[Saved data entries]
● ● ●
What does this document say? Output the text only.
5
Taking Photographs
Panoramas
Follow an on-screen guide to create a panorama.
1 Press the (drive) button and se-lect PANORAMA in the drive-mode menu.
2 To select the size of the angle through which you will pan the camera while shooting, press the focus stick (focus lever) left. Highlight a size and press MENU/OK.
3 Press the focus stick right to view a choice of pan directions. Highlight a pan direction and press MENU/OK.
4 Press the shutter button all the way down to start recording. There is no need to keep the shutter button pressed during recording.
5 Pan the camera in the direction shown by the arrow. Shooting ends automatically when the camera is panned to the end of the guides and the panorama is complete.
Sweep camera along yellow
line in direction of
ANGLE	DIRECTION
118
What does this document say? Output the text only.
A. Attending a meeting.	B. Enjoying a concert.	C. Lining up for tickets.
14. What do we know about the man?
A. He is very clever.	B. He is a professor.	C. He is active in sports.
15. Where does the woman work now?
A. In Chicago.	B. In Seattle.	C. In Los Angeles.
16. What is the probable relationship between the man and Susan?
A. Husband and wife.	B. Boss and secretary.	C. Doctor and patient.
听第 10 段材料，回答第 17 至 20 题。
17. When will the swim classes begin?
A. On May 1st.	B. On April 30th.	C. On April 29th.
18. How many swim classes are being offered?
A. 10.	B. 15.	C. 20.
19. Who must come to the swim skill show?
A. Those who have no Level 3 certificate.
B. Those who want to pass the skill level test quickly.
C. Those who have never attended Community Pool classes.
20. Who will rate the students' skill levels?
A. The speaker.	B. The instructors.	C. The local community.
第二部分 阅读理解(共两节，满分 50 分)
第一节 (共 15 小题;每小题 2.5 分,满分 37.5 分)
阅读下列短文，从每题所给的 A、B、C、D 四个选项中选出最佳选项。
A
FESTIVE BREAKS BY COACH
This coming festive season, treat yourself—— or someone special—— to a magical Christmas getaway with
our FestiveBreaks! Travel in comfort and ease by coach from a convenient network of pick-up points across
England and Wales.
● ● ●
Read through the lines above and collect those that contain the string "focus".

2 To select the size of the angle through which you will pan the camera while shooting, press the focus stick (focus lever) left. Highlight a size and press MENU/OK.
3 Press the focus stick right to view a choice of pan directions. Highlight a pan direction and press MENU/OK.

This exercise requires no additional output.